> **Record list**

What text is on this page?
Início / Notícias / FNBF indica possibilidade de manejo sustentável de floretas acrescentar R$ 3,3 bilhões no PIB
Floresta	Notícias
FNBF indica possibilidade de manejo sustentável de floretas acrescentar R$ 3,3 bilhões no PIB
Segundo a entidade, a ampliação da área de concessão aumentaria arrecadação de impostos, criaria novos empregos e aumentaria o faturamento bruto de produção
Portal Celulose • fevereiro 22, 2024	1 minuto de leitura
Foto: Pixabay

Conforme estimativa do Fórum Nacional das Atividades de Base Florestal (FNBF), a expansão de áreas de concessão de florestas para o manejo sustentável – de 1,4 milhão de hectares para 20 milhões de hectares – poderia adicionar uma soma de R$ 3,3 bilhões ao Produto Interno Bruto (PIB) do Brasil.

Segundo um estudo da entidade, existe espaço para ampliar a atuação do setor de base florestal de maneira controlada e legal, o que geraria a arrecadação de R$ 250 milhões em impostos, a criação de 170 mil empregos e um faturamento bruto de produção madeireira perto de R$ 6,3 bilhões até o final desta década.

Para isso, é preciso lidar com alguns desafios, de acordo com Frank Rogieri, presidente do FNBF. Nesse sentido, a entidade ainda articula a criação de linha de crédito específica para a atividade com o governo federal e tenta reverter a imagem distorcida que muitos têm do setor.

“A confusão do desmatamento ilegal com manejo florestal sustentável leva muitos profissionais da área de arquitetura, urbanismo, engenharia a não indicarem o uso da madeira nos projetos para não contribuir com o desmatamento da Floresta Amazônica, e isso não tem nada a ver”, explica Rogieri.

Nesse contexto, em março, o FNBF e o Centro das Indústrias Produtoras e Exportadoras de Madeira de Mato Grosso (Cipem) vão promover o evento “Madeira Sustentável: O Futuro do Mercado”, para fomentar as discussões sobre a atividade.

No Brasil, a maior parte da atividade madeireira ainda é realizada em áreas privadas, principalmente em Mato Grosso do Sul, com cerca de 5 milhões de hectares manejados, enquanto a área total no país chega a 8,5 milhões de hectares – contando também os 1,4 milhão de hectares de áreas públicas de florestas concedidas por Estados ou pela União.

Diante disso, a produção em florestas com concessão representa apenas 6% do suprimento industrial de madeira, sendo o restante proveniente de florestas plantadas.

> **Your instructions**
Each line must be given again exactly as written above.

> **Task result**
What text is on this page?
Início / Notícias / FNBF indica possibilidade de manejo sustentável de floretas acrescentar R$ 3,3 bilhões no PIB
Floresta	Notícias
FNBF indica possibilidade de manejo sustentável de floretas acrescentar R$ 3,3 bilhões no PIB
Segundo a entidade, a ampliação da área de concessão aumentaria arrecadação de impostos, criaria novos empregos e aumentaria o faturamento bruto de produção
Portal Celulose • fevereiro 22, 2024	1 minuto de leitura
Foto: Pixabay

Conforme estimativa do Fórum Nacional das Atividades de Base Florestal (FNBF), a expansão de áreas de concessão de florestas para o manejo sustentável – de 1,4 milhão de hectares para 20 milhões de hectares – poderia adicionar uma soma de R$ 3,3 bilhões ao Produto Interno Bruto (PIB) do Brasil.

Segundo um estudo da entidade, existe espaço para ampliar a atuação do setor de base florestal de maneira controlada e legal, o que geraria a arrecadação de R$ 250 milhões em impostos, a criação de 170 mil empregos e um faturamento bruto de produção madeireira perto de R$ 6,3 bilhões até o final desta década.

Para isso, é preciso lidar com alguns desafios, de acordo com Frank Rogieri, presidente do FNBF. Nesse sentido, a entidade ainda articula a criação de linha de crédito específica para a atividade com o governo federal e tenta reverter a imagem distorcida que muitos têm do setor.

“A confusão do desmatamento ilegal com manejo florestal sustentável leva muitos profissionais da área de arquitetura, urbanismo, engenharia a não indicarem o uso da madeira nos projetos para não contribuir com o desmatamento da Floresta Amazônica, e isso não tem nada a ver”, explica Rogieri.

Nesse contexto, em março, o FNBF e o Centro das Indústrias Produtoras e Exportadoras de Madeira de Mato Grosso (Cipem) vão promover o evento “Madeira Sustentável: O Futuro do Mercado”, para fomentar as discussões sobre a atividade.

No Brasil, a maior parte da atividade madeireira ainda é realizada em áreas privadas, principalmente em Mato Grosso do Sul, com cerca de 5 milhões de hectares manejados, enquanto a área total no país chega a 8,5 milhões de hectares – contando também os 1,4 milhão de hectares de áreas públicas de florestas concedidas por Estados ou pela União.

Diante disso, a produção em florestas com concessão representa apenas 6% do suprimento industrial de madeira, sendo o restante proveniente de florestas plantadas.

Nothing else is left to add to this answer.